_Material shown_.
★ ★ ★
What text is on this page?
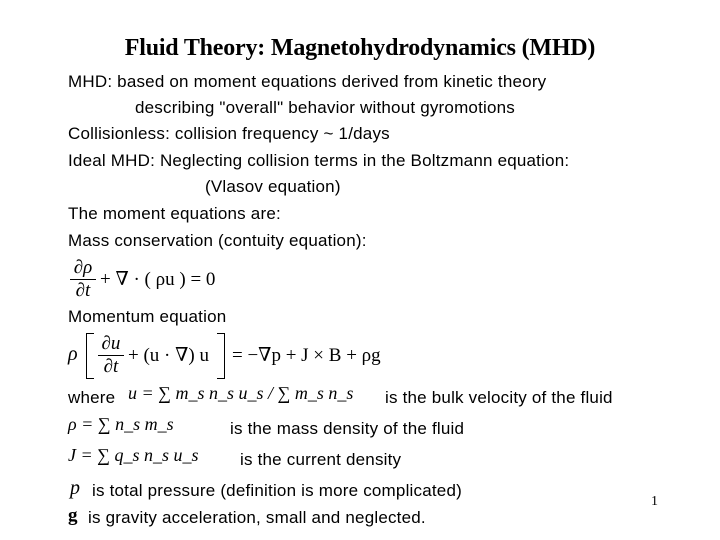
Fluid Theory: Magnetohydrodynamics (MHD)
MHD: based on moment equations derived from kinetic theory
describing "overall" behavior without gyromotions
Collisionless: collision frequency ~ 1/days
Ideal MHD: Neglecting collision terms in the Boltzmann equation:
(Vlasov equation)
The moment equations are:
Mass conservation (contuity equation):
∂ρ
∂t
+ ∇ · ( ρu ) = 0
Momentum equation
ρ ∂u
∂t
+ (u · ∇) u = −∇p + J × B + ρg
where u = ∑ m_s n_s u_s / ∑ m_s n_s is the bulk velocity of the fluid
ρ = ∑ n_s m_s	is the mass density of the fluid
J = ∑ q_s n_s u_s is the current density
p is total pressure (definition is more complicated)
g is gravity acceleration, small and neglected.
1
★ ★ ★
_What the task asks_. All the records above need to be given again word for word. Skip the pictures.

_Answer to this task_.
What text is on this page?
Fluid Theory: Magnetohydrodynamics (MHD)
MHD: based on moment equations derived from kinetic theory
describing "overall" behavior without gyromotions
Collisionless: collision frequency ~ 1/days
Ideal MHD: Neglecting collision terms in the Boltzmann equation:
(Vlasov equation)
The moment equations are:
Mass conservation (contuity equation):
∂ρ
∂t
+ ∇ · ( ρu ) = 0
Momentum equation
ρ ∂u
∂t
+ (u · ∇) u = −∇p + J × B + ρg
where u = ∑ m_s n_s u_s / ∑ m_s n_s is the bulk velocity of the fluid
ρ = ∑ n_s m_s	is the mass density of the fluid
J = ∑ q_s n_s u_s is the current density
p is total pressure (definition is more complicated)
g is gravity acceleration, small and neglected.
1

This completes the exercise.